## Short task
Reproduce every entry below precisely. Pictures are excluded from the copy.

(Dataset records)
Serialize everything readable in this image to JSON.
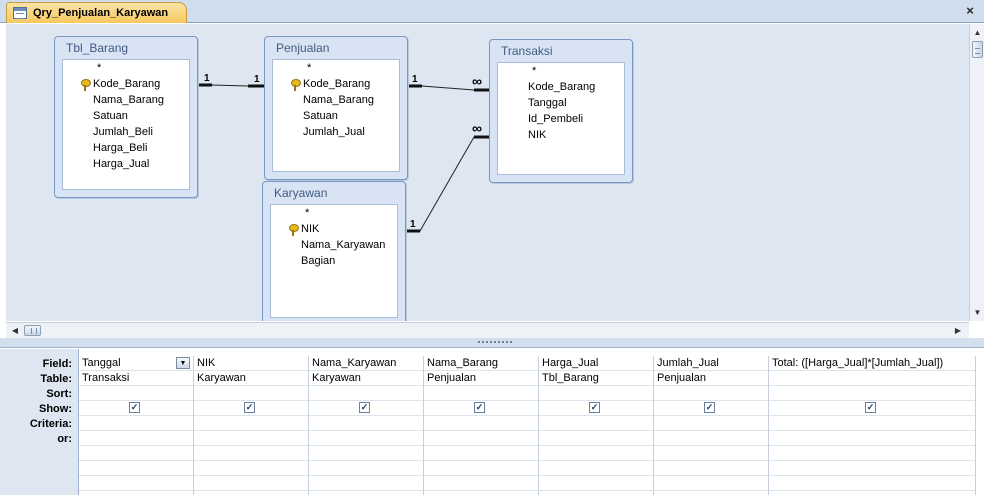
{
  "window": {
    "tab_title": "Qry_Penjualan_Karyawan",
    "close_label": "×"
  },
  "tables": [
    {
      "title": "Tbl_Barang",
      "fields": [
        {
          "name": "*",
          "key": false
        },
        {
          "name": "Kode_Barang",
          "key": true
        },
        {
          "name": "Nama_Barang",
          "key": false
        },
        {
          "name": "Satuan",
          "key": false
        },
        {
          "name": "Jumlah_Beli",
          "key": false
        },
        {
          "name": "Harga_Beli",
          "key": false
        },
        {
          "name": "Harga_Jual",
          "key": false
        }
      ]
    },
    {
      "title": "Penjualan",
      "fields": [
        {
          "name": "*",
          "key": false
        },
        {
          "name": "Kode_Barang",
          "key": true
        },
        {
          "name": "Nama_Barang",
          "key": false
        },
        {
          "name": "Satuan",
          "key": false
        },
        {
          "name": "Jumlah_Jual",
          "key": false
        }
      ]
    },
    {
      "title": "Transaksi",
      "fields": [
        {
          "name": "*",
          "key": false
        },
        {
          "name": "Kode_Barang",
          "key": false
        },
        {
          "name": "Tanggal",
          "key": false
        },
        {
          "name": "Id_Pembeli",
          "key": false
        },
        {
          "name": "NIK",
          "key": false
        }
      ]
    },
    {
      "title": "Karyawan",
      "fields": [
        {
          "name": "*",
          "key": false
        },
        {
          "name": "NIK",
          "key": true
        },
        {
          "name": "Nama_Karyawan",
          "key": false
        },
        {
          "name": "Bagian",
          "key": false
        }
      ]
    }
  ],
  "relationships": [
    {
      "from": "Tbl_Barang",
      "to": "Penjualan",
      "from_label": "1",
      "to_label": "1"
    },
    {
      "from": "Penjualan",
      "to": "Transaksi",
      "from_label": "1",
      "to_label": "∞"
    },
    {
      "from": "Karyawan",
      "to": "Transaksi",
      "from_label": "1",
      "to_label": "∞"
    }
  ],
  "grid": {
    "row_labels": [
      "Field:",
      "Table:",
      "Sort:",
      "Show:",
      "Criteria:",
      "or:"
    ],
    "columns": [
      {
        "field": "Tanggal",
        "table": "Transaksi",
        "show": true,
        "dropdown": true
      },
      {
        "field": "NIK",
        "table": "Karyawan",
        "show": true,
        "dropdown": false
      },
      {
        "field": "Nama_Karyawan",
        "table": "Karyawan",
        "show": true,
        "dropdown": false
      },
      {
        "field": "Nama_Barang",
        "table": "Penjualan",
        "show": true,
        "dropdown": false
      },
      {
        "field": "Harga_Jual",
        "table": "Tbl_Barang",
        "show": true,
        "dropdown": false
      },
      {
        "field": "Jumlah_Jual",
        "table": "Penjualan",
        "show": true,
        "dropdown": false
      },
      {
        "field": "Total: ([Harga_Jual]*[Jumlah_Jual])",
        "table": "",
        "show": true,
        "dropdown": false
      }
    ]
  },
  "icons": {
    "tab": "query-icon",
    "key": "primary-key-icon",
    "check": "✓",
    "scroll_up": "▲",
    "scroll_down": "▼",
    "scroll_left": "◀",
    "scroll_right": "▶",
    "dropdown": "▼"
  }
}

## Result of this task
Serialize everything readable in this image to JSON.
{
  "window": {
    "tab_title": "Qry_Penjualan_Karyawan",
    "close_label": "×"
  },
  "tables": [
    {
      "title": "Tbl_Barang",
      "fields": [
        {
          "name": "*",
          "key": false
        },
        {
          "name": "Kode_Barang",
          "key": true
        },
        {
          "name": "Nama_Barang",
          "key": false
        },
        {
          "name": "Satuan",
          "key": false
        },
        {
          "name": "Jumlah_Beli",
          "key": false
        },
        {
          "name": "Harga_Beli",
          "key": false
        },
        {
          "name": "Harga_Jual",
          "key": false
        }
      ]
    },
    {
      "title": "Penjualan",
      "fields": [
        {
          "name": "*",
          "key": false
        },
        {
          "name": "Kode_Barang",
          "key": true
        },
        {
          "name": "Nama_Barang",
          "key": false
        },
        {
          "name": "Satuan",
          "key": false
        },
        {
          "name": "Jumlah_Jual",
          "key": false
        }
      ]
    },
    {
      "title": "Transaksi",
      "fields": [
        {
          "name": "*",
          "key": false
        },
        {
          "name": "Kode_Barang",
          "key": false
        },
        {
          "name": "Tanggal",
          "key": false
        },
        {
          "name": "Id_Pembeli",
          "key": false
        },
        {
          "name": "NIK",
          "key": false
        }
      ]
    },
    {
      "title": "Karyawan",
      "fields": [
        {
          "name": "*",
          "key": false
        },
        {
          "name": "NIK",
          "key": true
        },
        {
          "name": "Nama_Karyawan",
          "key": false
        },
        {
          "name": "Bagian",
          "key": false
        }
      ]
    }
  ],
  "relationships": [
    {
      "from": "Tbl_Barang",
      "to": "Penjualan",
      "from_label": "1",
      "to_label": "1"
    },
    {
      "from": "Penjualan",
      "to": "Transaksi",
      "from_label": "1",
      "to_label": "∞"
    },
    {
      "from": "Karyawan",
      "to": "Transaksi",
      "from_label": "1",
      "to_label": "∞"
    }
  ],
  "grid": {
    "row_labels": [
      "Field:",
      "Table:",
      "Sort:",
      "Show:",
      "Criteria:",
      "or:"
    ],
    "columns": [
      {
        "field": "Tanggal",
        "table": "Transaksi",
        "show": true,
        "dropdown": true
      },
      {
        "field": "NIK",
        "table": "Karyawan",
        "show": true,
        "dropdown": false
      },
      {
        "field": "Nama_Karyawan",
        "table": "Karyawan",
        "show": true,
        "dropdown": false
      },
      {
        "field": "Nama_Barang",
        "table": "Penjualan",
        "show": true,
        "dropdown": false
      },
      {
        "field": "Harga_Jual",
        "table": "Tbl_Barang",
        "show": true,
        "dropdown": false
      },
      {
        "field": "Jumlah_Jual",
        "table": "Penjualan",
        "show": true,
        "dropdown": false
      },
      {
        "field": "Total: ([Harga_Jual]*[Jumlah_Jual])",
        "table": "",
        "show": true,
        "dropdown": false
      }
    ]
  },
  "icons": {
    "tab": "query-icon",
    "key": "primary-key-icon",
    "check": "✓",
    "scroll_up": "▲",
    "scroll_down": "▼",
    "scroll_left": "◀",
    "scroll_right": "▶",
    "dropdown": "▼"
  }
}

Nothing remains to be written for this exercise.